Tasks -
**a)** Answer these questions from the Paul Dodd interview:
(i) What position does Paul Dodd hold at PR Lighting?
(ii) In which Italian town is the Hotel Il Pioniere?
(iii) Where in the UK does Paul Dodd keep a base?
**b)** Write the next part of the Paul Dodd interview, picking up right after its final sentence.

Interview - Paul Dodd
     
    Travelling light

     
    Few people in the industry can claim quite as many air miles as Paul Dodd - a man whose work, at the cutting edge of professional lighting technology, has taken him around the globe on any number of occasions. Today, in the midst of the rampant Chinese economy, Dodd is Vice President of PR Lighting and well placed to look back over his jet setting career. Jerry Gilbert tracks him down...

    For nigh on 30 years Paul Dodd has quietly held his position at the vanguard of club culture, bestriding each new trend in show lighting as it has come along. This needed much dexterity during the 1980's - when his operating domain required him to 'play' more keypads and lighting synths than Keith Emerson - in stark contrast to today, when lightshows are no longer manual and visceral experiences, but pre-programmed on computer.

    Always the cocoon rather than the butterfly - and unquestionably the most travelled technician on the planet - few have had such an enduring influence in shaping the industry as Paul Dodd.

    I am privileged to have witnessed many of his greatest lighting moments down the years but prefer instead to recall three memorable social encounters.

    The first was in 1981- in a restaurant off Kensington Church Street, when Paul pulled together the consortium that would stage the Superdisco at the unfortunately-named Light & Sound Show Discotek 82 in London. Orchestrated into one of the most unlikely product showcases of the decade, it was also the year that across the water, a Showco lunch in a Dallas diner threw up the blueprint that would become Vari-Lite.

    Fast forward to the start of the new millennium, and I am sitting alone in the empty restaurant of the largely soulless Hotel Il Pioniere in Italy's Castel Goffredo - a town famed for its hosiery and automated lighting - trying to make a pizza experience fill the evening, when there is a tap on my shoulder. Paul Dodd. "What are you doing here?" I ask in stunned disbelief. "I live here!" came the answer. Paul explained that he had set up home on the top floor of the Il Pioniere since arriving to take up a technical position with FAL, in an attempt to catapult the company into the 'Serie A' of lighting.

    The third occasion came with this interview. Today based in Guangzhou, in the Canton region of China, Paul was temporarily back in the UK, where he maintains a base in Bedford - less than 100km north of London. He suggested we meet in a 'beer garden' at his local pub, which sounded wonderfully idyllic until three of us found ourselves shoehorned into, at best, a backyard, filled with two bedraggled tables and chairs.

    And when Paul's Japanese wife Kazumi and baby Christina joined the party we must have been in serious danger of contravening the pub's al fresco license restrictions.

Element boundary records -
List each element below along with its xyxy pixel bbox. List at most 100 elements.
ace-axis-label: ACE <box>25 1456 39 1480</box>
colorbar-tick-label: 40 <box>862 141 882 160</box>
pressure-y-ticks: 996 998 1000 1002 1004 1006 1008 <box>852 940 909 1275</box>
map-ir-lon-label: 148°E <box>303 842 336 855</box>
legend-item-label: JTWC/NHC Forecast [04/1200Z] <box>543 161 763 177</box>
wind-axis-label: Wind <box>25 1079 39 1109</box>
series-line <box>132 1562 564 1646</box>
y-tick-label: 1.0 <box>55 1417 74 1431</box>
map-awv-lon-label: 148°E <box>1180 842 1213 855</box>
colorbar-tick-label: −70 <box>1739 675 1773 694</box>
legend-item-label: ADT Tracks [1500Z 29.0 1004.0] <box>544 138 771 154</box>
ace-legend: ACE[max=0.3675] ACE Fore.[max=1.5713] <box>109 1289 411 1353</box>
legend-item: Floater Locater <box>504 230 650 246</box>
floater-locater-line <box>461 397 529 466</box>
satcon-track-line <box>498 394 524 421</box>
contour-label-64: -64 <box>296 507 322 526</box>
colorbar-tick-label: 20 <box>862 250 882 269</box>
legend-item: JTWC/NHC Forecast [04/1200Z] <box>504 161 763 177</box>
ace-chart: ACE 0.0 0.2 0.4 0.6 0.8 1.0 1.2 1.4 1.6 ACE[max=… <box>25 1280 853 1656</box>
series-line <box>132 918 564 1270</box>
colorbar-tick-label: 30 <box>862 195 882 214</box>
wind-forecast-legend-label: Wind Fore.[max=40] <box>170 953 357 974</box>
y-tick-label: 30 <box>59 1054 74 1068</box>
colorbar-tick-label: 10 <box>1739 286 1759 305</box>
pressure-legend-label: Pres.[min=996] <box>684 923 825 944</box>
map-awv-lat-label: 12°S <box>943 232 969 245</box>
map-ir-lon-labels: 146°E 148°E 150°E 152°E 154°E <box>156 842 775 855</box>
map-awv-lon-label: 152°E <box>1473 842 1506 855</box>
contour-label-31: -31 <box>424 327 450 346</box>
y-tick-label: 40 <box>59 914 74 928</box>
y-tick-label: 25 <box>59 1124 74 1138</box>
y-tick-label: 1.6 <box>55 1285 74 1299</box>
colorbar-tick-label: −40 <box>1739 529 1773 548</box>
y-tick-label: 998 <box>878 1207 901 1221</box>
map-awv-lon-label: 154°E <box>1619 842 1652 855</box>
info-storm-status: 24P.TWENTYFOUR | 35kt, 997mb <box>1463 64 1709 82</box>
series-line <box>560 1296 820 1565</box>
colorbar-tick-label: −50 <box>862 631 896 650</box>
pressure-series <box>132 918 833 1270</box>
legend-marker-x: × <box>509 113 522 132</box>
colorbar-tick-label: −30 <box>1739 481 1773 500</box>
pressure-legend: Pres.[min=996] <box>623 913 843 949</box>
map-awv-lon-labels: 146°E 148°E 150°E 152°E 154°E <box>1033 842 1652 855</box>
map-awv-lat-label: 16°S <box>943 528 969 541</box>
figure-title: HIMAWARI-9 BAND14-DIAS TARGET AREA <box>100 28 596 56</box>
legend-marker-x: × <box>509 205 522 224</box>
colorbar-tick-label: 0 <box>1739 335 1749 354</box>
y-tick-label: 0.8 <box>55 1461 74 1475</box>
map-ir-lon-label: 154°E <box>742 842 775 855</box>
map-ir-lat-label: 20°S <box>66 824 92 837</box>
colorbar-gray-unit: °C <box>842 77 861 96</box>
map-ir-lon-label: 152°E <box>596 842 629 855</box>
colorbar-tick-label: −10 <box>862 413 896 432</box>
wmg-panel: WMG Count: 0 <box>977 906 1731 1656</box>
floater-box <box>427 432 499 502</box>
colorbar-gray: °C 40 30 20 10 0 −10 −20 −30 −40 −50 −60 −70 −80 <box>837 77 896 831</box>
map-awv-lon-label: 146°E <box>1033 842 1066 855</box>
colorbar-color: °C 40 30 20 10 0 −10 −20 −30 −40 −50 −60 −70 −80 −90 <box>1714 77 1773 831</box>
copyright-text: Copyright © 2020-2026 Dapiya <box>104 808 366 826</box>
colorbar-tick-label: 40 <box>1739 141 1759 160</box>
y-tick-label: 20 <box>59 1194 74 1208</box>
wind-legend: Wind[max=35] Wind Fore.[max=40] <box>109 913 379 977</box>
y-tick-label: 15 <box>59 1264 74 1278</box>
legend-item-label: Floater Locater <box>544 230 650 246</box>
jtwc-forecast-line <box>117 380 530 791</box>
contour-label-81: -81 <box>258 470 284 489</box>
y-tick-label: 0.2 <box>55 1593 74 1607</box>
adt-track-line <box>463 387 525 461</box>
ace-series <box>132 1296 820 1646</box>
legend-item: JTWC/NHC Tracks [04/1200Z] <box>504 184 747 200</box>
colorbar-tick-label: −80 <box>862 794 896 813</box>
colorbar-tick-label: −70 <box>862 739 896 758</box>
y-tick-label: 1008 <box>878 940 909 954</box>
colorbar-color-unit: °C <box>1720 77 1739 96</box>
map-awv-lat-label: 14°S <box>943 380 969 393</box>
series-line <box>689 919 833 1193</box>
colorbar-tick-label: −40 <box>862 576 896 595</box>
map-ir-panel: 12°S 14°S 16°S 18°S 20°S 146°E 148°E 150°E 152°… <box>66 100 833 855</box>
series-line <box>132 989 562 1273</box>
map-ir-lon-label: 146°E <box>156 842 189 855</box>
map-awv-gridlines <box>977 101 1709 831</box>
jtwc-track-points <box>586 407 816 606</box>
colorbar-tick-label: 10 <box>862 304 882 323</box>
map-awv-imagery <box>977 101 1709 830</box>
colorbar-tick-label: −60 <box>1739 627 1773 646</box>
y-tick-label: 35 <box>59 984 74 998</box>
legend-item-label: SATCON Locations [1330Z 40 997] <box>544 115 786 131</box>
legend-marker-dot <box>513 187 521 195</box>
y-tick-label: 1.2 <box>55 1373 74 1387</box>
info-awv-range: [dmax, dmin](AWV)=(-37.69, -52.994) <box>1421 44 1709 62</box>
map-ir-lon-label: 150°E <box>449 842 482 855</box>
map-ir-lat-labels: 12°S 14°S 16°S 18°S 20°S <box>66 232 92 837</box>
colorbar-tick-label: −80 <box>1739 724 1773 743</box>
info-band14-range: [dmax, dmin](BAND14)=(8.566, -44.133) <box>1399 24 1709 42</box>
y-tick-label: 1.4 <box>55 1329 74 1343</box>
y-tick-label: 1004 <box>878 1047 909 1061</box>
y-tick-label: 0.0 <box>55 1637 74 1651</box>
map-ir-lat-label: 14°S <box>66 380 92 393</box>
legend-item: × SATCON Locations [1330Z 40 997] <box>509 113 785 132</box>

Solved problems -
**a)**
(i) Vice President
(ii) Castel Goffredo
(iii) Bedford

**b)**
    Like so many founding fathers of modern kinetic lighting Paul Dodd's early adventures began with risque experiments in school Physics Labs (when he was studying Biochemistry), leading to an empirical adventure through 1960's oil wheel epidioscopic development (where much of the show was prepared in the kitchen). Speak to geniuses like Peter Wynne Willson, Tony Gottelier, Neil Rice, Lowell Fowler and the other inventors and they will tell you that it was their vision and imagination in adapting technology designed for other usage that was at the core of their success. Without that ethic there would have been no PAR 36 pinspot (originally a tractor lamp). And without the PAR 36 the environmental world of late night leisure would have become a very different place.

    Paul Dodd's experimental platform was lighting concerts at the hugely influential Kingston Polytechnic where his Liquid Theatre were in competition with the Mass Spectrometer Lightshow. It was only seven years ago that he realised his biggest rival had been operated by John Lethbridge - later of Cerebrum Lighting.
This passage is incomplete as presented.